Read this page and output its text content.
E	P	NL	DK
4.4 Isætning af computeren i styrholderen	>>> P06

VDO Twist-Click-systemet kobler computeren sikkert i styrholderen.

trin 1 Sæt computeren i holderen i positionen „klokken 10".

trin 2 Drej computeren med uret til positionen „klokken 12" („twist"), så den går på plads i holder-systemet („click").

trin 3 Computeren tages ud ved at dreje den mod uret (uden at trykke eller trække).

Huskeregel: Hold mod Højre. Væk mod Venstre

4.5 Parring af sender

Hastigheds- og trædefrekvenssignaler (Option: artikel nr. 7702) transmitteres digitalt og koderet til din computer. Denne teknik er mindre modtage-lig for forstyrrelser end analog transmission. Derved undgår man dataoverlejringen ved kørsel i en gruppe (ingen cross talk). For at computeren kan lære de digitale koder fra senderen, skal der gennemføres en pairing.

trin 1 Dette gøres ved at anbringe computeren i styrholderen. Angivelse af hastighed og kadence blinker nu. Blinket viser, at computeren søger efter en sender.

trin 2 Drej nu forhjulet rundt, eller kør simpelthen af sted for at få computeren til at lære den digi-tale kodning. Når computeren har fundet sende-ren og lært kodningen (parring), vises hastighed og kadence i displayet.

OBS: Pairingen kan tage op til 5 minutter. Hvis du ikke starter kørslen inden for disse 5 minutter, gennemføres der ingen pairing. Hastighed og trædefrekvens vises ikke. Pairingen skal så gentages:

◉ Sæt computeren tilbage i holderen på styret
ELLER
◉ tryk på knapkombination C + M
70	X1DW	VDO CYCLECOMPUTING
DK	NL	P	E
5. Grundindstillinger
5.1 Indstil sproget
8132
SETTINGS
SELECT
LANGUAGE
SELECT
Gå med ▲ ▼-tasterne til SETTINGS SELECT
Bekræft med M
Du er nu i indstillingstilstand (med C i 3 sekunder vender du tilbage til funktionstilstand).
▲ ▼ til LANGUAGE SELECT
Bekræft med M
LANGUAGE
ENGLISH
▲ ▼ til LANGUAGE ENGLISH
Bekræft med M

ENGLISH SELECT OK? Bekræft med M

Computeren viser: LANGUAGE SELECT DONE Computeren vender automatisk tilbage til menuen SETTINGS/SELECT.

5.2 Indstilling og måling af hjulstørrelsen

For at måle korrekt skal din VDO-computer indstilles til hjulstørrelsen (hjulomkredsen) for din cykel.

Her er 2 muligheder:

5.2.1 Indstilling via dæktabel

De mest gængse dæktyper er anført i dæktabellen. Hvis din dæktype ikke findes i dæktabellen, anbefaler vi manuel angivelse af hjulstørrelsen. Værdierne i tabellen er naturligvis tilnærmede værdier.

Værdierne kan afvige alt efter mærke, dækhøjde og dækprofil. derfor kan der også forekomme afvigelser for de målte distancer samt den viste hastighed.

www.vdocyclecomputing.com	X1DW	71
• • • •
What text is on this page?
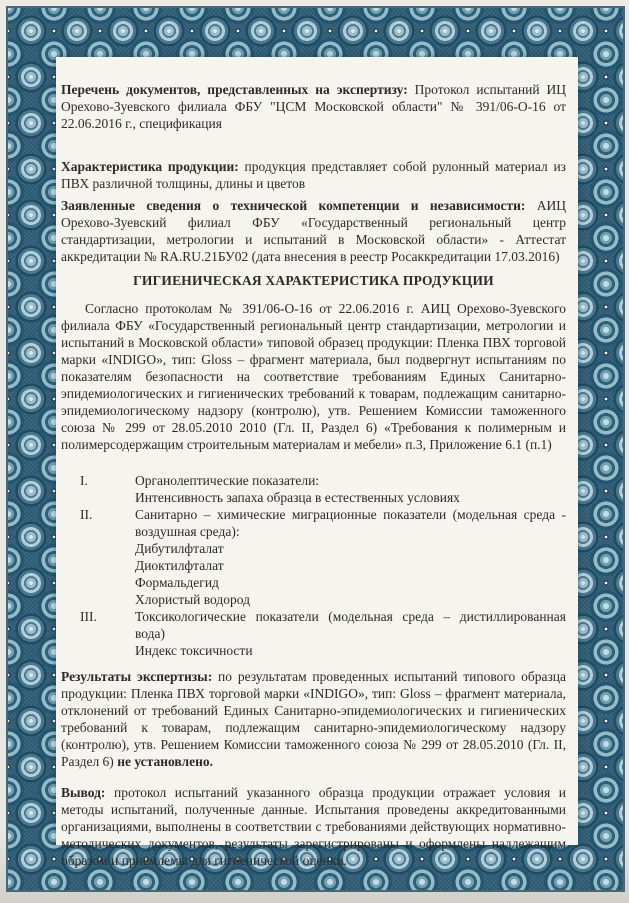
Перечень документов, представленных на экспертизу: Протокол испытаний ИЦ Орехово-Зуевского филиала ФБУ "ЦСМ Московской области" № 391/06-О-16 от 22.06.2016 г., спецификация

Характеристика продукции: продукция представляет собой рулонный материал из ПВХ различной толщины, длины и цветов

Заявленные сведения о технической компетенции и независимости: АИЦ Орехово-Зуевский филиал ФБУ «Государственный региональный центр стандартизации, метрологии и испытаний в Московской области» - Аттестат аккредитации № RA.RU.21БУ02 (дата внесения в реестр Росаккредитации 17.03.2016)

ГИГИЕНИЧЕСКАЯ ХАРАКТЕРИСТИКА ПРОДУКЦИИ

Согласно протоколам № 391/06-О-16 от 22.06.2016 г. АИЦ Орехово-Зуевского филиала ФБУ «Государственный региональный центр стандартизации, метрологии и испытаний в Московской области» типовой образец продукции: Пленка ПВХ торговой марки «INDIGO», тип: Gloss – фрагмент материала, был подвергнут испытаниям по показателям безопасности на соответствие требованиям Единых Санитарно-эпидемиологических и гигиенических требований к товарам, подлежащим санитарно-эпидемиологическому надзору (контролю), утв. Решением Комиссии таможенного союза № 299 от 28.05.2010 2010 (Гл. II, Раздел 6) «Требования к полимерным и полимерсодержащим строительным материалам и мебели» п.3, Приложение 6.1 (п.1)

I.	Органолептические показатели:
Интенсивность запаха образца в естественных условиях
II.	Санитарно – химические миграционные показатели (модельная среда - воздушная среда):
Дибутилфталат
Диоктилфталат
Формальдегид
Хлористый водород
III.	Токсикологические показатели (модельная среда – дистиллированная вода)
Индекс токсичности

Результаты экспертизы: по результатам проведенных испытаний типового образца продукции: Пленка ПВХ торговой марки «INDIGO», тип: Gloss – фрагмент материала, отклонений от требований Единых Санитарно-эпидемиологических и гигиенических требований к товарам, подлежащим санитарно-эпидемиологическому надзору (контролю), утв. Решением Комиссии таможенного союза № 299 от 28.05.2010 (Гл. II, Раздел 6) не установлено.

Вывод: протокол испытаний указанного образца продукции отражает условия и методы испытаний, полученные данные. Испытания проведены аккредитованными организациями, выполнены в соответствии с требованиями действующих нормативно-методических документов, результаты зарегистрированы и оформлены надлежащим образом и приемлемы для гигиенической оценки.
• • • •
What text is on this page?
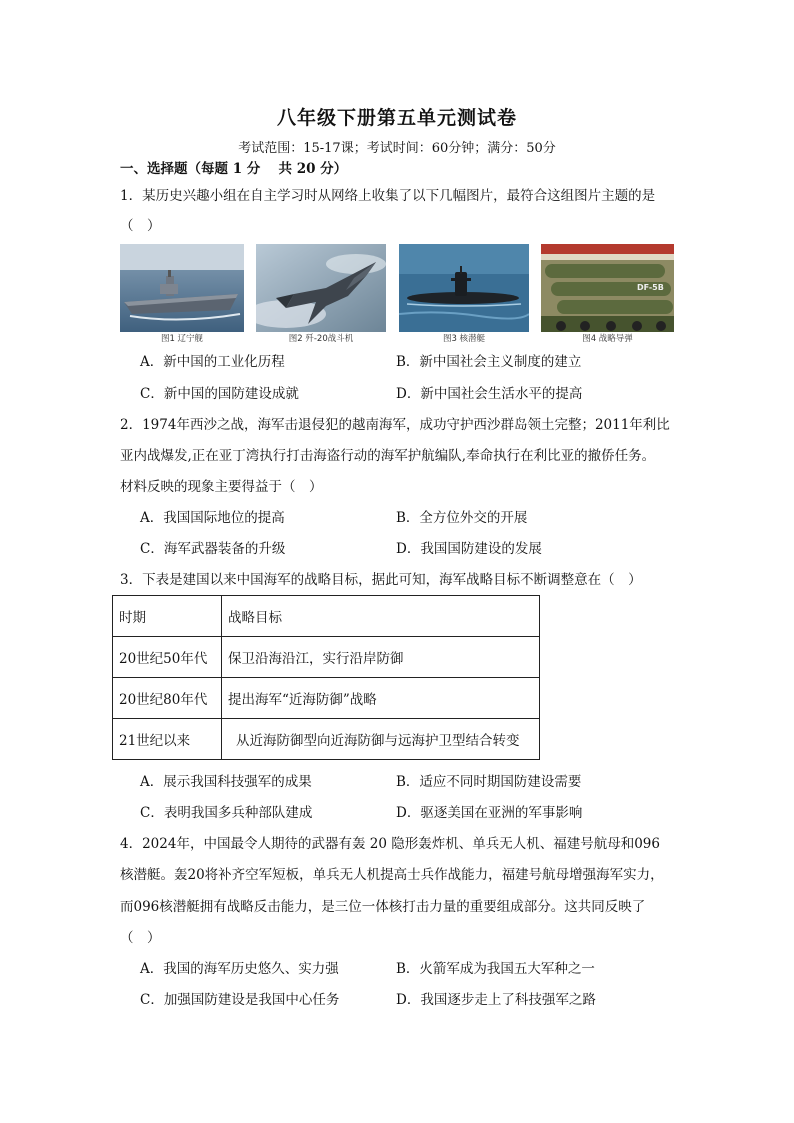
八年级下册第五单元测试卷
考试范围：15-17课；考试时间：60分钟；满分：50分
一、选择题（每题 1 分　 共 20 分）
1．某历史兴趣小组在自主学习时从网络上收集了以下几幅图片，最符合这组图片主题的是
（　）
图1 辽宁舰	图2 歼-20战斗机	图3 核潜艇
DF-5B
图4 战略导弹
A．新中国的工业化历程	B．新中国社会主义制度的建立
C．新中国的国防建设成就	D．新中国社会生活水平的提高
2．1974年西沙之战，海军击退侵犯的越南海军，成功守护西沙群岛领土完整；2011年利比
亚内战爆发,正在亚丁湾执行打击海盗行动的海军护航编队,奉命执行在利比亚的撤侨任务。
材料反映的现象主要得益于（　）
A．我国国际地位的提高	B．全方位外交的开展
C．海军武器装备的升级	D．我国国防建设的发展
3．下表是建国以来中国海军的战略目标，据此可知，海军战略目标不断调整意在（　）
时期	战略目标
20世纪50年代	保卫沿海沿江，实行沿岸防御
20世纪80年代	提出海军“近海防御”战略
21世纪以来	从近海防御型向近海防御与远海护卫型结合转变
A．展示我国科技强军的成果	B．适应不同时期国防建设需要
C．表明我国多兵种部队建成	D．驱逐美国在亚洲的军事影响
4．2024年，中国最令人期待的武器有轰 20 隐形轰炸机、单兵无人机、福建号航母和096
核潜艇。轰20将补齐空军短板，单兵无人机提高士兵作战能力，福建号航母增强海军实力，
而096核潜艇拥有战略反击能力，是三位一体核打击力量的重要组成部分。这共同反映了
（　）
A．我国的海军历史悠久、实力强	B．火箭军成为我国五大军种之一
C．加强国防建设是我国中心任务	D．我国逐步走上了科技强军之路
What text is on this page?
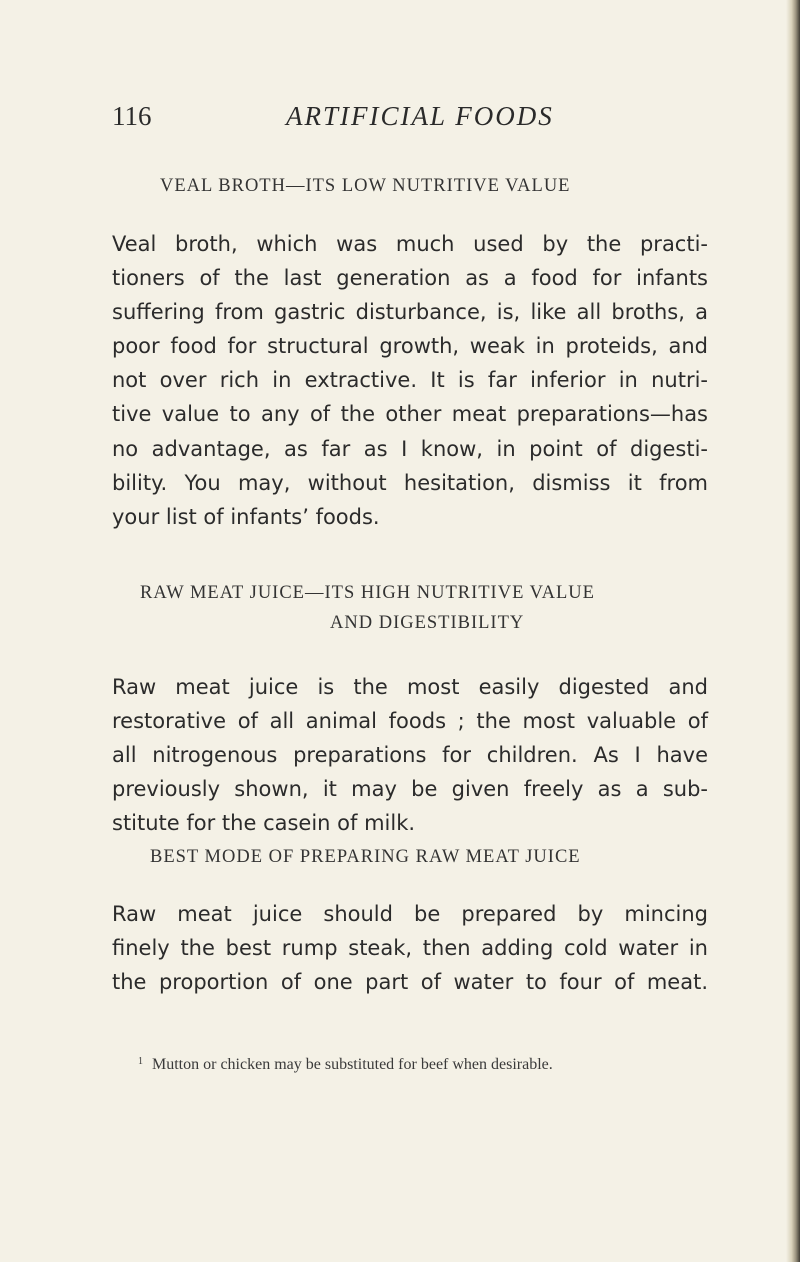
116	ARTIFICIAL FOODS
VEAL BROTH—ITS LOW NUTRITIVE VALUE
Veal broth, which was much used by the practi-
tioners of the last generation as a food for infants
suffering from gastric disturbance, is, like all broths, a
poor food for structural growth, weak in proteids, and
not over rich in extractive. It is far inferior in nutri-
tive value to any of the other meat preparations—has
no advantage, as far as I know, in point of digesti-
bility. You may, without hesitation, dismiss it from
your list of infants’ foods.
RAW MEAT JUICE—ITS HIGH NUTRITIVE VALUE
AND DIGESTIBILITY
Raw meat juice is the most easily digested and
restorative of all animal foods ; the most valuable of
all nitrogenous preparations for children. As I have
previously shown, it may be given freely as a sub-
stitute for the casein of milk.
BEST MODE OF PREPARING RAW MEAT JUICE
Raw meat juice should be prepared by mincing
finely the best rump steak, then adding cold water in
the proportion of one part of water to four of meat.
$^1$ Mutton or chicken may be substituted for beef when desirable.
• • • •
## [Work to complete]
From the entries above, list each line with "uret" in it.

## [Answer to this task]
trin 2 Drej computeren med uret til positionen „klokken 12" („twist"), så den går på plads i holder-systemet („click").
trin 3 Computeren tages ud ved at dreje den mod uret (uden at trykke eller trække).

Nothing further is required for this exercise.